─── Data rows
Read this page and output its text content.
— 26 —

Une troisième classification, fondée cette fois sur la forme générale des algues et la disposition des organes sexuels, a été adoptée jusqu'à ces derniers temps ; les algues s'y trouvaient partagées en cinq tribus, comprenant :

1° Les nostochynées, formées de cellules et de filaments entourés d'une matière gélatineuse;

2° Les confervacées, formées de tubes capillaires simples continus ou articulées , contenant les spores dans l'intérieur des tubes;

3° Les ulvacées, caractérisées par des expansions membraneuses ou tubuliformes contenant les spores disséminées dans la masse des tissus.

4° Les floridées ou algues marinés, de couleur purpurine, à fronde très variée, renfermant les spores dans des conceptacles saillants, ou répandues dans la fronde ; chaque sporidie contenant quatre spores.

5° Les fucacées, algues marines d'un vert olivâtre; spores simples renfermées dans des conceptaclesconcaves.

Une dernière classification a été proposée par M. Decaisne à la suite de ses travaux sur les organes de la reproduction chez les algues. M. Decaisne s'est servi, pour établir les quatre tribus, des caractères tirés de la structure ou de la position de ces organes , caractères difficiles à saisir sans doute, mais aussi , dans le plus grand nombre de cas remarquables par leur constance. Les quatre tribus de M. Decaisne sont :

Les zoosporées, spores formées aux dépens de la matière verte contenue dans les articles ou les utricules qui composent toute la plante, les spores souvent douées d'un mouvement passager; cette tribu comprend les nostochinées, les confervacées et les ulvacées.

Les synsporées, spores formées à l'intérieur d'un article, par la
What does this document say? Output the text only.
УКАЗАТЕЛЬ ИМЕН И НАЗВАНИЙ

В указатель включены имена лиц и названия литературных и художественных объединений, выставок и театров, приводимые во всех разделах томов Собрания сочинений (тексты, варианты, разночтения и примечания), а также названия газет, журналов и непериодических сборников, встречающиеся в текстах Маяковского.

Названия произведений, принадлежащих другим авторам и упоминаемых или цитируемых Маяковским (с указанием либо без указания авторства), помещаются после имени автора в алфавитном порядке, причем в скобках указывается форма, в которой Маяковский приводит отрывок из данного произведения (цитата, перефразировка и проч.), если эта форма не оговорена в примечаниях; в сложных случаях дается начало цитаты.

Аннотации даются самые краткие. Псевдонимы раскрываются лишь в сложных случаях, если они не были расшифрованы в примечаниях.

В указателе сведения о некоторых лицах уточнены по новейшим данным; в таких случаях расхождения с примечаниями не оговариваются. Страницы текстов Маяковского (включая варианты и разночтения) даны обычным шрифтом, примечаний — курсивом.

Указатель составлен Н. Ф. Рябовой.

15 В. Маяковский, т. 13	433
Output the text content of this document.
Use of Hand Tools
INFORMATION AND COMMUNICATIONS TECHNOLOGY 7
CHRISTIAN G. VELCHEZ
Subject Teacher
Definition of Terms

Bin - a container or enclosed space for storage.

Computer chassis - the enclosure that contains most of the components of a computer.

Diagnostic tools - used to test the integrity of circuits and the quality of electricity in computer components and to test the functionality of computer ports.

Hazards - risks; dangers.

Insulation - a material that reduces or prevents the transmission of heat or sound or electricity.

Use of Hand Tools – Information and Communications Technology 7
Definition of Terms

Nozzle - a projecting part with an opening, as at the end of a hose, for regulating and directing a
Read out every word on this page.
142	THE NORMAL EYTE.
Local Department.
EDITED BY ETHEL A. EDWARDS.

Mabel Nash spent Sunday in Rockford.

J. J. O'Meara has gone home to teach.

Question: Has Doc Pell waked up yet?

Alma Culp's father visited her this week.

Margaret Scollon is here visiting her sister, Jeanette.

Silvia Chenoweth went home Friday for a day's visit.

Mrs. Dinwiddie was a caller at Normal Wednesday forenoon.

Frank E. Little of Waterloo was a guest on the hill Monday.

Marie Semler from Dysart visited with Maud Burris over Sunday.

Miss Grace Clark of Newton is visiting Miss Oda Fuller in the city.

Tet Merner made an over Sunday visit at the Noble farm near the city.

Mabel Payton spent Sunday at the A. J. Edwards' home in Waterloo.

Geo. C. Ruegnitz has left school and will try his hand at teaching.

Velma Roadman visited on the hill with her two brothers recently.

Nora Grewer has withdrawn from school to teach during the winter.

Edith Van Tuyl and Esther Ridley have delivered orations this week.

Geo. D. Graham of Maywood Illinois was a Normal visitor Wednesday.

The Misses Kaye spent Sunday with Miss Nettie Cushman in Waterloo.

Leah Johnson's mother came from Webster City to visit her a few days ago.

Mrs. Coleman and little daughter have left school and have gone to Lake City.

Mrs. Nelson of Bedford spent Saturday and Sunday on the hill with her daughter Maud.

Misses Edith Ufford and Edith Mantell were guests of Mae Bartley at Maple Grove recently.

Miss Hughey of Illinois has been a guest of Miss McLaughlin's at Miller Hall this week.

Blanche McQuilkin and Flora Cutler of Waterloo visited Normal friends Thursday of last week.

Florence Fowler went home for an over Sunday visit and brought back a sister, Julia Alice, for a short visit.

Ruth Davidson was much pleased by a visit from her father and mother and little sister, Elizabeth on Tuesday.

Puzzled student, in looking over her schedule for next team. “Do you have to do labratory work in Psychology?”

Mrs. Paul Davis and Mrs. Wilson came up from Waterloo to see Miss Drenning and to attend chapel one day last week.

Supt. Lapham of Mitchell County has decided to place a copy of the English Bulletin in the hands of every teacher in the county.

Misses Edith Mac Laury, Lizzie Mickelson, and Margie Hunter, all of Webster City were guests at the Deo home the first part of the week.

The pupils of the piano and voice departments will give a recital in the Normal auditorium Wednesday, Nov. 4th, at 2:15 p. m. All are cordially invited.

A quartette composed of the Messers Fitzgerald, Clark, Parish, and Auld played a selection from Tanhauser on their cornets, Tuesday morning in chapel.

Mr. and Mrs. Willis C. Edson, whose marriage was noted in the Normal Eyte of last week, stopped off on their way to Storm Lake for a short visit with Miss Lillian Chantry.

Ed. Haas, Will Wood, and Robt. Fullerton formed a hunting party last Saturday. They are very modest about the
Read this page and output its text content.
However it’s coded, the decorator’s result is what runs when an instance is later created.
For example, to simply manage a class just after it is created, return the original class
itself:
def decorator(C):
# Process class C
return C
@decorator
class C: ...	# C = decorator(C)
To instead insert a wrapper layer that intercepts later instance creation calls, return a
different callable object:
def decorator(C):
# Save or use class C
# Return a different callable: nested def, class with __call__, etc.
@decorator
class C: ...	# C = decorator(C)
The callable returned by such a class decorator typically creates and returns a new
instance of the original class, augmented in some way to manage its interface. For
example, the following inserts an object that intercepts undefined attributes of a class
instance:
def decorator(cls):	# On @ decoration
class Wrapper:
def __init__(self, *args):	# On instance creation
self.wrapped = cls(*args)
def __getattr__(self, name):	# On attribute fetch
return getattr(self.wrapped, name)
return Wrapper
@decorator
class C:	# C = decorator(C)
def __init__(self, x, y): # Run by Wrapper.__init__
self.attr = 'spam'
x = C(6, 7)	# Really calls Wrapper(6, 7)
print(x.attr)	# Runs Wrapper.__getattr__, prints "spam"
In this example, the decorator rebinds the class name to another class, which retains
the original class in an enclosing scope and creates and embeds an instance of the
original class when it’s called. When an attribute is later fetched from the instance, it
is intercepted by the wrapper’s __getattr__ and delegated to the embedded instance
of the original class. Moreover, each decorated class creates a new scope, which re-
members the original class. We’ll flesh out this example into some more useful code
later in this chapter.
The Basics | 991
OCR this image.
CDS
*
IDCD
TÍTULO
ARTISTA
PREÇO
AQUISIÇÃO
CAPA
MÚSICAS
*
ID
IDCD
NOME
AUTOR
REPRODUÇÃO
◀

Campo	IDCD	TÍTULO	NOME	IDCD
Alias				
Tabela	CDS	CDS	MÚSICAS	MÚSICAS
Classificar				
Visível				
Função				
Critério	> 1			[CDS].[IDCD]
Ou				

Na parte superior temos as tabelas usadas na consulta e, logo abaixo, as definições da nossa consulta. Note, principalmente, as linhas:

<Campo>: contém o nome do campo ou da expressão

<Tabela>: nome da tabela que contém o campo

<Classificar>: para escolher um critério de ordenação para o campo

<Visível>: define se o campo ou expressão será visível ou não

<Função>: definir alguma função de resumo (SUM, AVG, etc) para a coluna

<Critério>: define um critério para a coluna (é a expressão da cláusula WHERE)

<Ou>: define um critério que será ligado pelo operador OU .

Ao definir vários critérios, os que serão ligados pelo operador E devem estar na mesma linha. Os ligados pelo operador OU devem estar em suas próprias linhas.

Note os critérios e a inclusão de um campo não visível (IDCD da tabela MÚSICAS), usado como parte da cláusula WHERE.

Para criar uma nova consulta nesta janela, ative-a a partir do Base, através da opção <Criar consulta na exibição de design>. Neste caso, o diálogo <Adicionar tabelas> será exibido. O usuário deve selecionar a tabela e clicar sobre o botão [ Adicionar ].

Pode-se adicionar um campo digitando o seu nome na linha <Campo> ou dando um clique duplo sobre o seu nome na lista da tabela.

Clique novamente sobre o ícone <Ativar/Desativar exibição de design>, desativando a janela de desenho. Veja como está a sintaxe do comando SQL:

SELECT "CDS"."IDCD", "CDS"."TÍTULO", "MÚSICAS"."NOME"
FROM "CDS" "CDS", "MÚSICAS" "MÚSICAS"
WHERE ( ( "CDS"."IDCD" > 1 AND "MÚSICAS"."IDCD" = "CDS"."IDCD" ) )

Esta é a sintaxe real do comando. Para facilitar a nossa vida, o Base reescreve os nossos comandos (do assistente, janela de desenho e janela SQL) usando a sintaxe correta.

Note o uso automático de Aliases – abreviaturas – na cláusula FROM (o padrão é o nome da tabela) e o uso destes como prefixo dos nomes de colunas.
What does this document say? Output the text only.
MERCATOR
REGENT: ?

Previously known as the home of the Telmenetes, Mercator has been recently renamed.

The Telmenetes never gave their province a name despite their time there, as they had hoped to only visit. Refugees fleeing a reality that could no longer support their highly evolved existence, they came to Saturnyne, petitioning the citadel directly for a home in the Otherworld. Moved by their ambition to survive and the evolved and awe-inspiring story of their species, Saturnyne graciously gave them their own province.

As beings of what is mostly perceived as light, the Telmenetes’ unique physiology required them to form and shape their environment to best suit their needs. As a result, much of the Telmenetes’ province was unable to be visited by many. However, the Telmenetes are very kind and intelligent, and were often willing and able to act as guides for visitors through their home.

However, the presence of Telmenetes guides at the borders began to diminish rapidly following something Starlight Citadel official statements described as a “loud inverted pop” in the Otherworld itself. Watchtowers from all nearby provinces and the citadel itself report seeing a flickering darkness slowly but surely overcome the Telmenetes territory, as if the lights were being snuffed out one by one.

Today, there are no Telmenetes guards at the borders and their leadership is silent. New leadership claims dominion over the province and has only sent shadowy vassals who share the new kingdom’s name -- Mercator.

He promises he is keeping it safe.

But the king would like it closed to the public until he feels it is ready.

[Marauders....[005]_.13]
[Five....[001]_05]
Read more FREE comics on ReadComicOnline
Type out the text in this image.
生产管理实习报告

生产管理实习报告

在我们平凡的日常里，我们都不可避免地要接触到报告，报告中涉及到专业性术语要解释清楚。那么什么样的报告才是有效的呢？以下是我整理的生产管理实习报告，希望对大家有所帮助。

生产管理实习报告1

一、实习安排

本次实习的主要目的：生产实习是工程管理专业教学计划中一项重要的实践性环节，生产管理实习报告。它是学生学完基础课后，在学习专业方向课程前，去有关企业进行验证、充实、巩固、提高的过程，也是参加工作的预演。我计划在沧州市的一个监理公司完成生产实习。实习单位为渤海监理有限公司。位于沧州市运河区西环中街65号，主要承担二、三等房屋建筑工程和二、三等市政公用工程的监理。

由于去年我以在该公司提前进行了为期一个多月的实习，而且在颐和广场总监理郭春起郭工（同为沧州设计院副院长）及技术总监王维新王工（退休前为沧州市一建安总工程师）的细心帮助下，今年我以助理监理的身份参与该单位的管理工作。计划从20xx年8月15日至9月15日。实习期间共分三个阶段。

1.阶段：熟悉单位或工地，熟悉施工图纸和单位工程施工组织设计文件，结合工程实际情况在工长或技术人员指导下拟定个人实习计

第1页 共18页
──────
Locate "Type out the text in this image." in the data above. Then repeat, exactly, its line and each line after it through the last, adding nothing.

Type out the text in this image.
生产管理实习报告

生产管理实习报告

在我们平凡的日常里，我们都不可避免地要接触到报告，报告中涉及到专业性术语要解释清楚。那么什么样的报告才是有效的呢？以下是我整理的生产管理实习报告，希望对大家有所帮助。

生产管理实习报告1

一、实习安排

本次实习的主要目的：生产实习是工程管理专业教学计划中一项重要的实践性环节，生产管理实习报告。它是学生学完基础课后，在学习专业方向课程前，去有关企业进行验证、充实、巩固、提高的过程，也是参加工作的预演。我计划在沧州市的一个监理公司完成生产实习。实习单位为渤海监理有限公司。位于沧州市运河区西环中街65号，主要承担二、三等房屋建筑工程和二、三等市政公用工程的监理。

由于去年我以在该公司提前进行了为期一个多月的实习，而且在颐和广场总监理郭春起郭工（同为沧州设计院副院长）及技术总监王维新王工（退休前为沧州市一建安总工程师）的细心帮助下，今年我以助理监理的身份参与该单位的管理工作。计划从20xx年8月15日至9月15日。实习期间共分三个阶段。

1.阶段：熟悉单位或工地，熟悉施工图纸和单位工程施工组织设计文件，结合工程实际情况在工长或技术人员指导下拟定个人实习计

第1页 共18页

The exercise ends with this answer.